*DATA EXCERPTS*:
########################################

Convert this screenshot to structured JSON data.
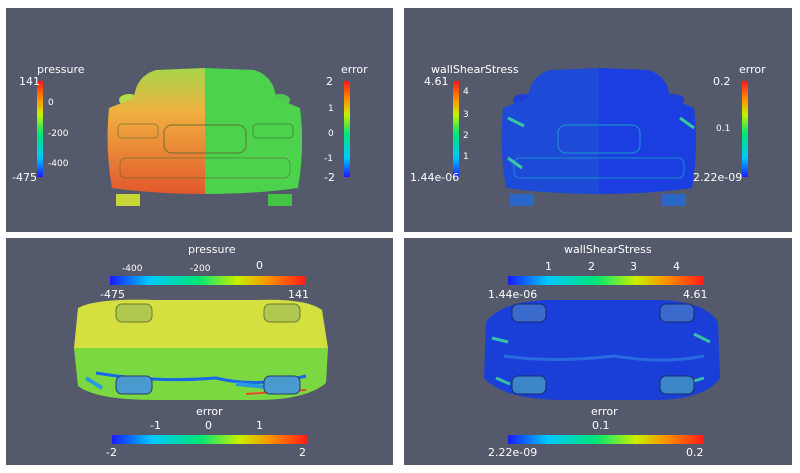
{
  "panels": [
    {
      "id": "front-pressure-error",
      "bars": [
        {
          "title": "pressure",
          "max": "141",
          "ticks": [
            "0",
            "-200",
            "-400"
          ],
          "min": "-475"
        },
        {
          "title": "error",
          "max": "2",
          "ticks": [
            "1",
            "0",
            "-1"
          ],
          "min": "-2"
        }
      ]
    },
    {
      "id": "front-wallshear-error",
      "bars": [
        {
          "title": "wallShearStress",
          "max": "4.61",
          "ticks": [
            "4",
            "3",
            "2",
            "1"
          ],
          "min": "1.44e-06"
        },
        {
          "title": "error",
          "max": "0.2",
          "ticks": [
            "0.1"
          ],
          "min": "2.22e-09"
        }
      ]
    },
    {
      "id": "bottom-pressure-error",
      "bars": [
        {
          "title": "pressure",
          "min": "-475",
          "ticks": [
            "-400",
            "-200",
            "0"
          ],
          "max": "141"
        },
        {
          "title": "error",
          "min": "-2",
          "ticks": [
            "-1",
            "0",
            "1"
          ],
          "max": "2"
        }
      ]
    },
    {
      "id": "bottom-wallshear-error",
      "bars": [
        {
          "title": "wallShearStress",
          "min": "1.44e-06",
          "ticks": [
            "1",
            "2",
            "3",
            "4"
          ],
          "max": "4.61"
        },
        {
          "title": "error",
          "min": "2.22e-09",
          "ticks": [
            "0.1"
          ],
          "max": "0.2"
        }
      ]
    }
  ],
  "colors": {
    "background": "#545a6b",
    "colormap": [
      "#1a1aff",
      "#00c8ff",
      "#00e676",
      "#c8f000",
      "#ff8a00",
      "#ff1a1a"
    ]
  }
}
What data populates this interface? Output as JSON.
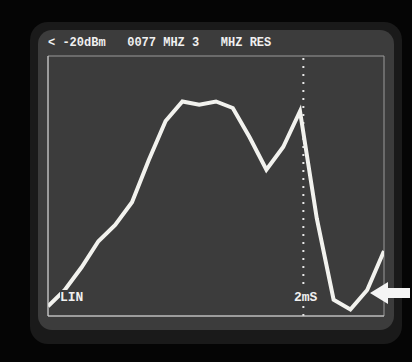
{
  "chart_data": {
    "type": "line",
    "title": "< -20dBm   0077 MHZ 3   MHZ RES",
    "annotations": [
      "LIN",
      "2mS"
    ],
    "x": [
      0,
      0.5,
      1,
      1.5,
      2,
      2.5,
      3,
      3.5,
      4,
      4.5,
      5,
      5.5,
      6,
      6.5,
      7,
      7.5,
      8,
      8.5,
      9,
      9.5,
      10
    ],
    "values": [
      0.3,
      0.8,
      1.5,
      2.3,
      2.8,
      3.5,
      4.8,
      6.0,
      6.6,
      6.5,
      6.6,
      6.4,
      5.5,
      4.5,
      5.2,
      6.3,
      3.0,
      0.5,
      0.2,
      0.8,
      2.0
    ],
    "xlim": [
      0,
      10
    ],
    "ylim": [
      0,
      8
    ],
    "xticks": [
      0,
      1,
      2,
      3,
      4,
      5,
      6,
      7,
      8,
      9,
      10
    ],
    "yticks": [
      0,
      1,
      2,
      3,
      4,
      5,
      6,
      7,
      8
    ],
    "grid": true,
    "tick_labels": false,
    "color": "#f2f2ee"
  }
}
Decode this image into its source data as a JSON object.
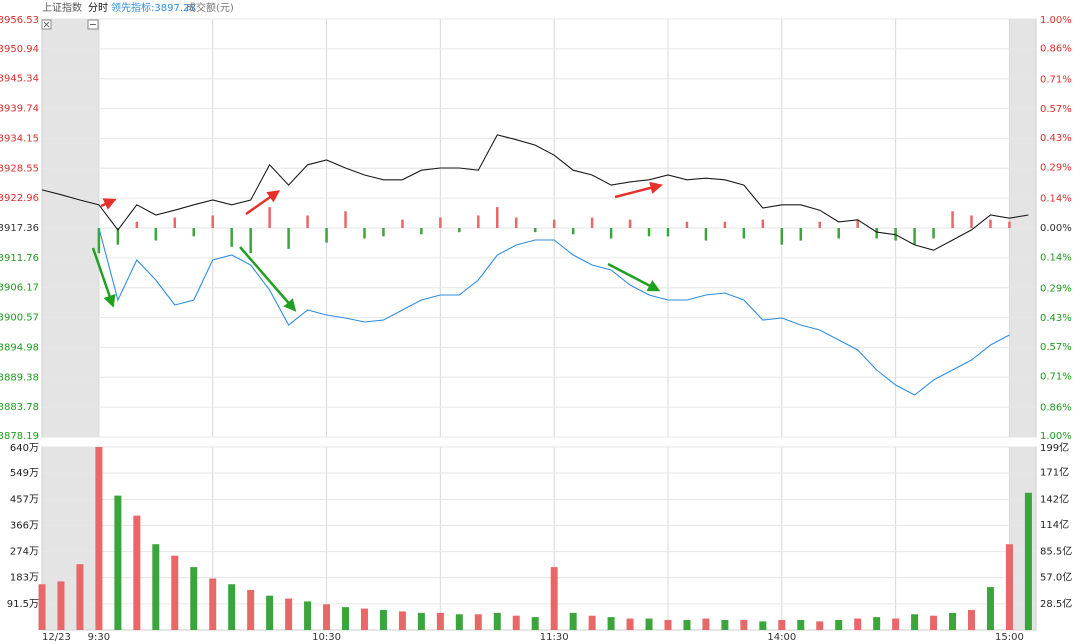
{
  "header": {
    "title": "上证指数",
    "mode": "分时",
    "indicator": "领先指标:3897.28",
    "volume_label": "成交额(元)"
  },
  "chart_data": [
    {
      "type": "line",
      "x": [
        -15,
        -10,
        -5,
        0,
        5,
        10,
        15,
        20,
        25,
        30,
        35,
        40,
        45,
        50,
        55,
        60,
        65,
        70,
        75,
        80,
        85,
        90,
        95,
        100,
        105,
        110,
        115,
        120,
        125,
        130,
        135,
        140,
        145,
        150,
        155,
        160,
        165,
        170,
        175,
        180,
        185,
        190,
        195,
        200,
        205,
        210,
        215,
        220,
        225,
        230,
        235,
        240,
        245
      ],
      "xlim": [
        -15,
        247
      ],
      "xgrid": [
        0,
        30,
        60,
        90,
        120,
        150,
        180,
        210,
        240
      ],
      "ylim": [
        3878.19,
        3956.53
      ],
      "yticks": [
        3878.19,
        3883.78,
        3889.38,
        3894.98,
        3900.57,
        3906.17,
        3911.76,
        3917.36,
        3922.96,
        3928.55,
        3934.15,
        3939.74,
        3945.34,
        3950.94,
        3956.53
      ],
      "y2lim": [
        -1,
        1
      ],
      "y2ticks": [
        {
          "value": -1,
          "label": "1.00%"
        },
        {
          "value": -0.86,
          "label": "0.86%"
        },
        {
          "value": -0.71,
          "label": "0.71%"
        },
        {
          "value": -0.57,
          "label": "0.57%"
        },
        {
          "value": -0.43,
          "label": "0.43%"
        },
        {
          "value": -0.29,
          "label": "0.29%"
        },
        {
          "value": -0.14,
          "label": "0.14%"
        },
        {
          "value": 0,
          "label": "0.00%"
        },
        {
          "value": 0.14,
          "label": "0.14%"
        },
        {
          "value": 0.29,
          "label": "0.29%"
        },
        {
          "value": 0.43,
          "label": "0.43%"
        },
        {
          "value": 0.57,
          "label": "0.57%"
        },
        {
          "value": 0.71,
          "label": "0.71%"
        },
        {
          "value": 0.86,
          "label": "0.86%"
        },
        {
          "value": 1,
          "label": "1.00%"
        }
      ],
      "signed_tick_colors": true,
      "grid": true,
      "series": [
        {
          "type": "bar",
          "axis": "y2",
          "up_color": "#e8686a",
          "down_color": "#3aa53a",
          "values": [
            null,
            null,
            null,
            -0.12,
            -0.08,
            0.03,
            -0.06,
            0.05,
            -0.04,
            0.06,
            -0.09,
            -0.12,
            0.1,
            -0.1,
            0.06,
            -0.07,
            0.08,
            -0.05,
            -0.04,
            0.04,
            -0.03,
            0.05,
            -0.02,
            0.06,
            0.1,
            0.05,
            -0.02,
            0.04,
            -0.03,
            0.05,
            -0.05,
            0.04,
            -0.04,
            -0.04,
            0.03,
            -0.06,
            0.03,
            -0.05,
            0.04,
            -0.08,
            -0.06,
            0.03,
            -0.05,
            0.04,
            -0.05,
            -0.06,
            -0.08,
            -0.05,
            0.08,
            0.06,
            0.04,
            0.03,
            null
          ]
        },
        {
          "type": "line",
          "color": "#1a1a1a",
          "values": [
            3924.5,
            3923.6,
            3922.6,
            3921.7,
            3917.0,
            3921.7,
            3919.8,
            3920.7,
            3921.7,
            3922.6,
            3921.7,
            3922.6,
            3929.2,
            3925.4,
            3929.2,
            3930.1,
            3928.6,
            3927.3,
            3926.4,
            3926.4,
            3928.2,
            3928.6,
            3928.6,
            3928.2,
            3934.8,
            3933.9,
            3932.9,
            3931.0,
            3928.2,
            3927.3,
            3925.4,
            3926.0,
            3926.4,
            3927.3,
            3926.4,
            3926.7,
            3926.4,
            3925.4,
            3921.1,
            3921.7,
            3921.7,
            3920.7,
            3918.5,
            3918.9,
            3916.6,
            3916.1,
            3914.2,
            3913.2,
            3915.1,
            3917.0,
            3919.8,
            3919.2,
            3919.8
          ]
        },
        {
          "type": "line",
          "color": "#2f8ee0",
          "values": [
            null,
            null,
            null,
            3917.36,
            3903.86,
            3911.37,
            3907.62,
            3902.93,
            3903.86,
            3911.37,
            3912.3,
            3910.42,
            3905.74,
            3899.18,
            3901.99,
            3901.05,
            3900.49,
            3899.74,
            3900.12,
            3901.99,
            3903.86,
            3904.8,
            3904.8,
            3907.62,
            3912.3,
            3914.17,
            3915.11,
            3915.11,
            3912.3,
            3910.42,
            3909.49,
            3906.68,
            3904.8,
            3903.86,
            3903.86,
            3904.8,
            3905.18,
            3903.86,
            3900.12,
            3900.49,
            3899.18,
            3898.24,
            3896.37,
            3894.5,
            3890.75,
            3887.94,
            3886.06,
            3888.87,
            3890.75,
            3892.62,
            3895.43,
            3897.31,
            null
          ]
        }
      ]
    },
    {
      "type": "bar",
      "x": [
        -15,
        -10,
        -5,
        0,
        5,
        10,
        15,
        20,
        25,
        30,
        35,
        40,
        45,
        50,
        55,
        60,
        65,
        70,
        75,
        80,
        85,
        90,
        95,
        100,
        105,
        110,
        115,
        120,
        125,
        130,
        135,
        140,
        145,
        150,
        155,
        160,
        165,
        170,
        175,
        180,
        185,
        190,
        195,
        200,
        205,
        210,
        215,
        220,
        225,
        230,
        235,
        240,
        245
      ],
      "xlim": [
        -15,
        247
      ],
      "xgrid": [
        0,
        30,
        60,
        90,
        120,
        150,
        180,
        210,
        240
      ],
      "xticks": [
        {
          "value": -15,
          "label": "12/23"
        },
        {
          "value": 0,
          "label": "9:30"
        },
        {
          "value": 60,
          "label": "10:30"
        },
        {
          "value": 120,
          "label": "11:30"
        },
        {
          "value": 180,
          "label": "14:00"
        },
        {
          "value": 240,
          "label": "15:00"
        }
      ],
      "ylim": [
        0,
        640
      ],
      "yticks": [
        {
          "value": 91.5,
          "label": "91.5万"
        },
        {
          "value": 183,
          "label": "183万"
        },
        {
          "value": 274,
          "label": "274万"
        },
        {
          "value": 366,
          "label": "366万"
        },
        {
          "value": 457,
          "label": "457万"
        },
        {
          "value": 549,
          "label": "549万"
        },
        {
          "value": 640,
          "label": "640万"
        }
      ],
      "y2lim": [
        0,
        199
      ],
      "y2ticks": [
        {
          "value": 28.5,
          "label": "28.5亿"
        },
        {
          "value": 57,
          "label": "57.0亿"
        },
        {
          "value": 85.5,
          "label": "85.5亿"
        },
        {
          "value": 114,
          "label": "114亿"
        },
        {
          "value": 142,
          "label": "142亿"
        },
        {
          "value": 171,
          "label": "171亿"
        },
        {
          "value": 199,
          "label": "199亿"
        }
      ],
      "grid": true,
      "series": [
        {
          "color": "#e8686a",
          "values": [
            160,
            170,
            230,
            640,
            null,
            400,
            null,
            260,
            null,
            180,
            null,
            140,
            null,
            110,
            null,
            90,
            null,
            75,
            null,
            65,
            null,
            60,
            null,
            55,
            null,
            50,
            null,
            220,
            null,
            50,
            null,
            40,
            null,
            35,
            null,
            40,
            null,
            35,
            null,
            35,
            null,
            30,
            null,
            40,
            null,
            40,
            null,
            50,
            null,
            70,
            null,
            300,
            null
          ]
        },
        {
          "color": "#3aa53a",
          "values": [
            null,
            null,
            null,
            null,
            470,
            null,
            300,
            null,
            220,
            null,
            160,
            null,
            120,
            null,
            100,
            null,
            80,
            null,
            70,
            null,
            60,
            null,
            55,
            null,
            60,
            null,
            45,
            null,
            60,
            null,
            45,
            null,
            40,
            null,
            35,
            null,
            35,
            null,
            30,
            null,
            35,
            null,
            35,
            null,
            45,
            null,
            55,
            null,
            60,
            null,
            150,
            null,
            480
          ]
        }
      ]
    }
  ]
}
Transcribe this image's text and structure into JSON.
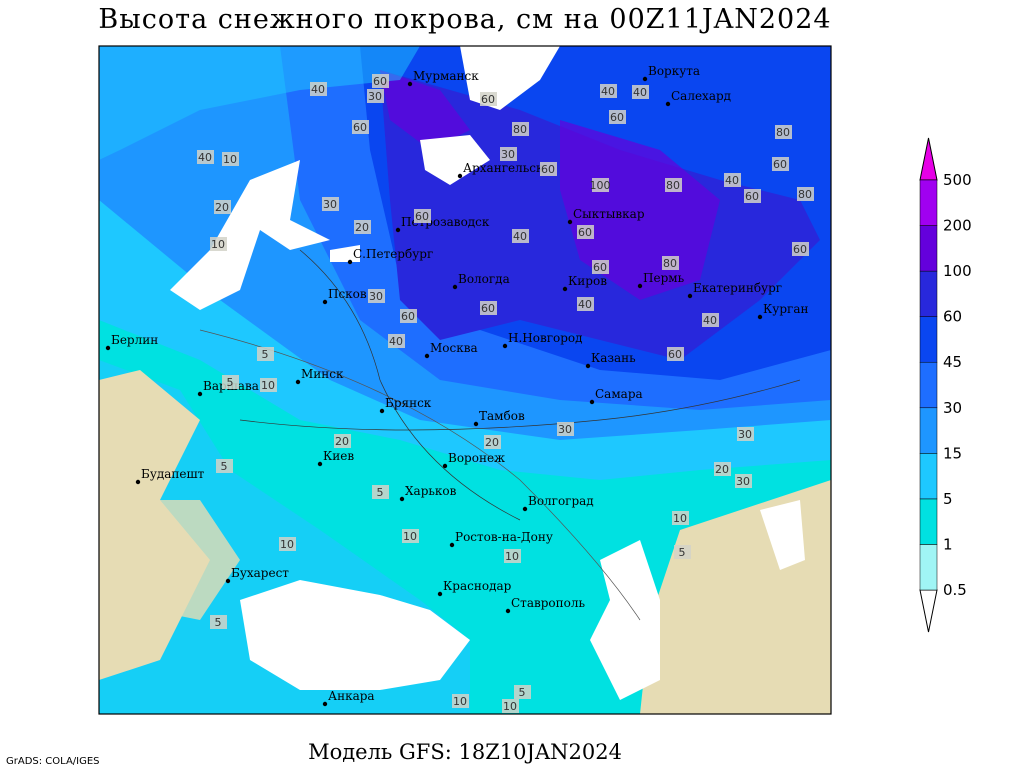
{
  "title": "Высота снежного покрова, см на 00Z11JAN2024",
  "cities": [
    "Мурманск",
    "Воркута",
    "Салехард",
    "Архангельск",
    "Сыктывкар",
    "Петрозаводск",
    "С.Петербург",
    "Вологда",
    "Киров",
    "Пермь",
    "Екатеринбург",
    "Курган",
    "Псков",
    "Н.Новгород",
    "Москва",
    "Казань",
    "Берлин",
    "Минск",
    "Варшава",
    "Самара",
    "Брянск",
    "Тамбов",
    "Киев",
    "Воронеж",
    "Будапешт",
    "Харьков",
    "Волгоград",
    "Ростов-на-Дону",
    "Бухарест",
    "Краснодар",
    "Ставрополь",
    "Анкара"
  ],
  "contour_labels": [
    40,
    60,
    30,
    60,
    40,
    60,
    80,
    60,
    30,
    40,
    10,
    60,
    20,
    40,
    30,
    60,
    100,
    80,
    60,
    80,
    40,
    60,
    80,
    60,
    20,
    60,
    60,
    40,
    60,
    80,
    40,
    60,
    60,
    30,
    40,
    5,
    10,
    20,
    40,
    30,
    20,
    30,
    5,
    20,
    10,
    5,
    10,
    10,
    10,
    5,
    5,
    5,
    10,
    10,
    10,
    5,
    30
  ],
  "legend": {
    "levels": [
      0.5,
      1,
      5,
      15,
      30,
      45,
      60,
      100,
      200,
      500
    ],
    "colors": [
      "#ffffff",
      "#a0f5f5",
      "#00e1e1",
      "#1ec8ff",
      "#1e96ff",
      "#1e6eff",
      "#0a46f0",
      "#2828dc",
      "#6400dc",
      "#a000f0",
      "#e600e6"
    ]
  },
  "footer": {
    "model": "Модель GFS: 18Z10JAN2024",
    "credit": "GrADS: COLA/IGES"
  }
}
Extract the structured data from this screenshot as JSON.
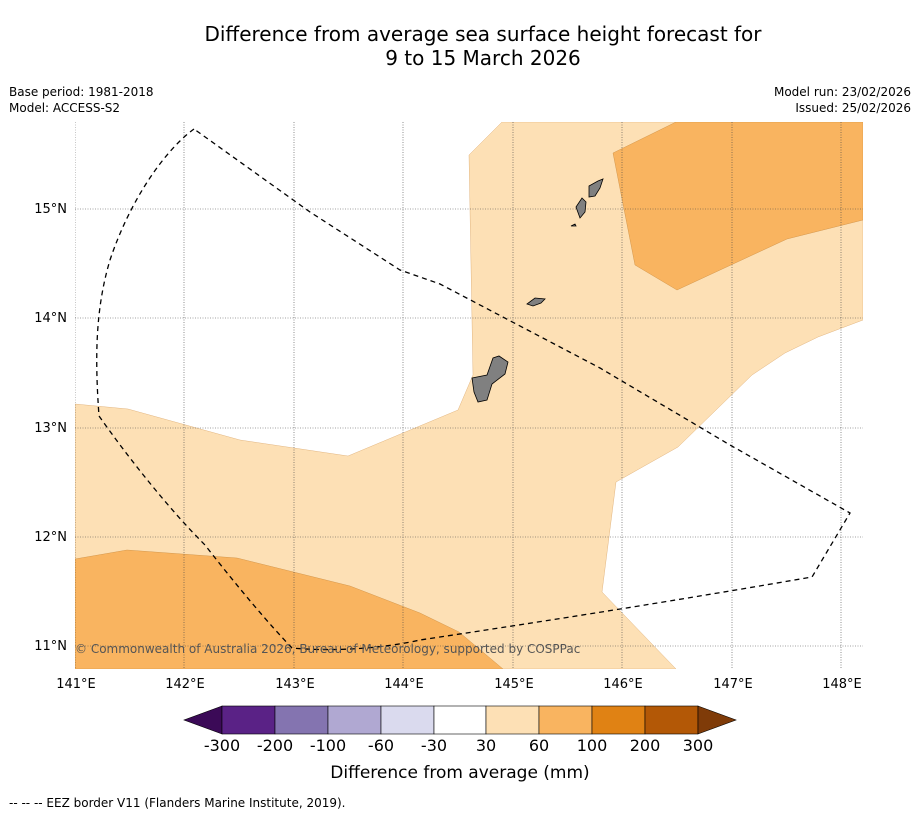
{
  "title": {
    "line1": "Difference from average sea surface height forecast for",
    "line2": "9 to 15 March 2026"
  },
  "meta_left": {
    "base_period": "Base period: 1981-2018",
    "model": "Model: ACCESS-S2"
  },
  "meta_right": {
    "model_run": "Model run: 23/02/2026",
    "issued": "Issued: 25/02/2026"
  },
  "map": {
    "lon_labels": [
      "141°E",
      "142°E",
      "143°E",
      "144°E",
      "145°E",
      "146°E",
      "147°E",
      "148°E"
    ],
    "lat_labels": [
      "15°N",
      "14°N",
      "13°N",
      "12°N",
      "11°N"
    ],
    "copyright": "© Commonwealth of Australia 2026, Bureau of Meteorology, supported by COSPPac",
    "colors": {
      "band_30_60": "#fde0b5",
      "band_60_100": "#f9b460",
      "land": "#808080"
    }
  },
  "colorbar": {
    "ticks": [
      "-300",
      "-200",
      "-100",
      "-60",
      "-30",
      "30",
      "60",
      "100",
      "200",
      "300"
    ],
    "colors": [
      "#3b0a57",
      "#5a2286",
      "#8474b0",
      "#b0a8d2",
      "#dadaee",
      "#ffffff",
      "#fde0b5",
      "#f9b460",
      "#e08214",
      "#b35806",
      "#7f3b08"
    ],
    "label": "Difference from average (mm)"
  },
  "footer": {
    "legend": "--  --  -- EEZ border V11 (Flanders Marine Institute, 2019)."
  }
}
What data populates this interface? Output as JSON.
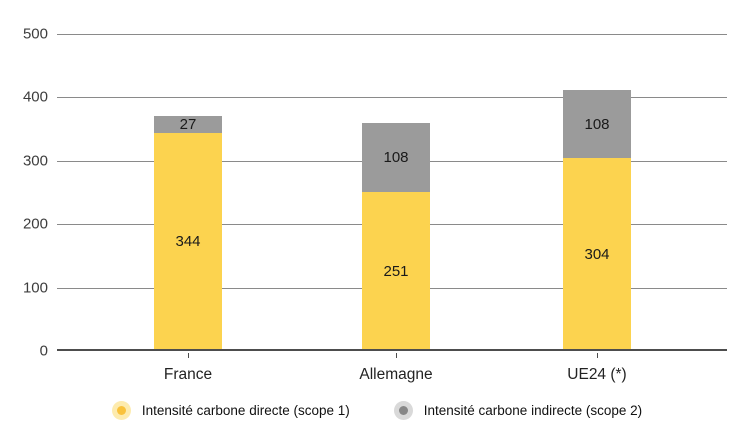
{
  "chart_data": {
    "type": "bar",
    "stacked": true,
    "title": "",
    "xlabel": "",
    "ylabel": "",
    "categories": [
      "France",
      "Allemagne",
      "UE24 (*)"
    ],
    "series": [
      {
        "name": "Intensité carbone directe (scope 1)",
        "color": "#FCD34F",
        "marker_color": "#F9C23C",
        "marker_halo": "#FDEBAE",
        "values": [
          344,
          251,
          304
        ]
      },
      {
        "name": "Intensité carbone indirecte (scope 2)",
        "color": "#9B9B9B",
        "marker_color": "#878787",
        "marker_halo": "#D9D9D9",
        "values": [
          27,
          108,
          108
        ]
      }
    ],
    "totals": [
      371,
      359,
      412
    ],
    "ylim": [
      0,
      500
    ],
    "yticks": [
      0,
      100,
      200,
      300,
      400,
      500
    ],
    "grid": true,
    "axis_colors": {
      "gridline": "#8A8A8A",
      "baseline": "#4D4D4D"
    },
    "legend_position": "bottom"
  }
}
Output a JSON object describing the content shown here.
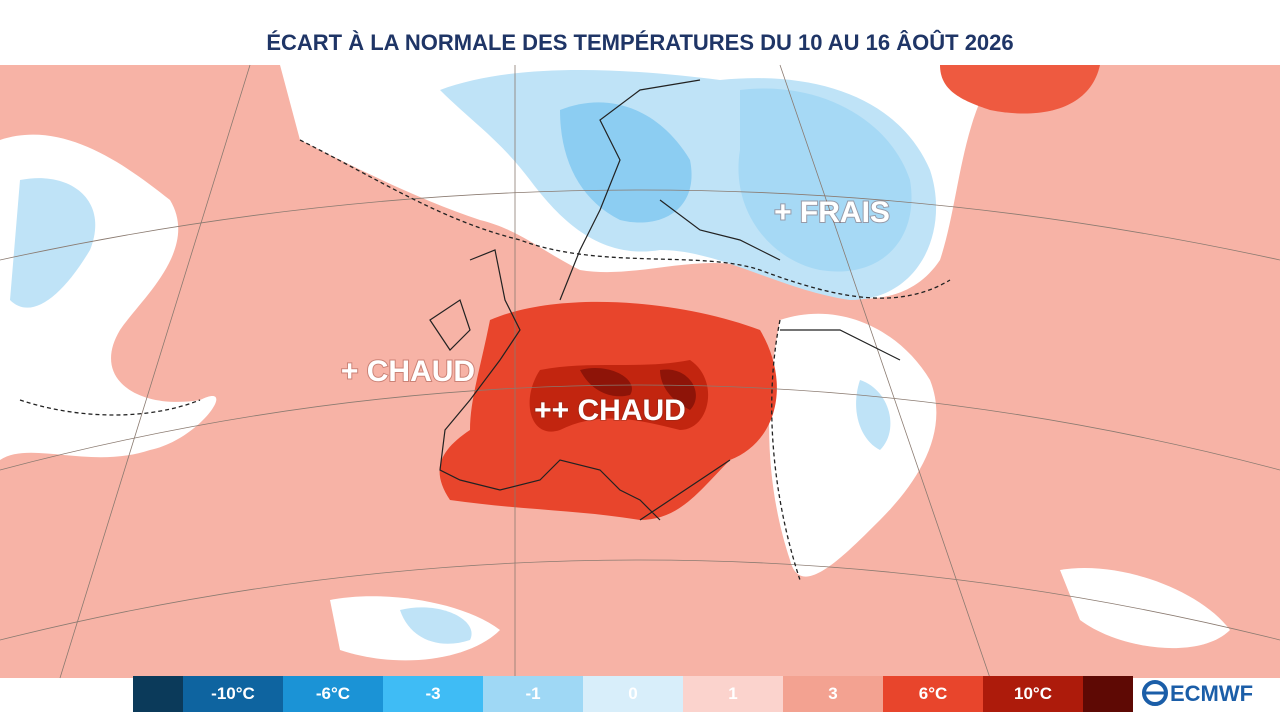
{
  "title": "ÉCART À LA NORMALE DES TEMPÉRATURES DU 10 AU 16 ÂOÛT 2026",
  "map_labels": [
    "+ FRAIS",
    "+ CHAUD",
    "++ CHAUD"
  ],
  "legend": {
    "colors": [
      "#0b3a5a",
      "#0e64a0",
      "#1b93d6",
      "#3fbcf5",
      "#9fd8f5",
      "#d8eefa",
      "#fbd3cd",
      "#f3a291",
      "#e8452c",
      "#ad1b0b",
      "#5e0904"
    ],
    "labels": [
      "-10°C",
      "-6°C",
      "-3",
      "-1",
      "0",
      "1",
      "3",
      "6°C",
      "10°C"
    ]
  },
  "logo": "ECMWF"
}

########################################

*STATED EXERCISE*: Leave the pictures out. Extract exactly the lines running from the one with "Output a JSON" through the last entry, both ends included.

*WORKED ANSWER*:
Output a JSON object describing the content shown here.
{
  "title": "ÉCART À LA NORMALE DES TEMPÉRATURES DU 10 AU 16 ÂOÛT 2026",
  "map_labels": [
    "+ FRAIS",
    "+ CHAUD",
    "++ CHAUD"
  ],
  "legend": {
    "colors": [
      "#0b3a5a",
      "#0e64a0",
      "#1b93d6",
      "#3fbcf5",
      "#9fd8f5",
      "#d8eefa",
      "#fbd3cd",
      "#f3a291",
      "#e8452c",
      "#ad1b0b",
      "#5e0904"
    ],
    "labels": [
      "-10°C",
      "-6°C",
      "-3",
      "-1",
      "0",
      "1",
      "3",
      "6°C",
      "10°C"
    ]
  },
  "logo": "ECMWF"
}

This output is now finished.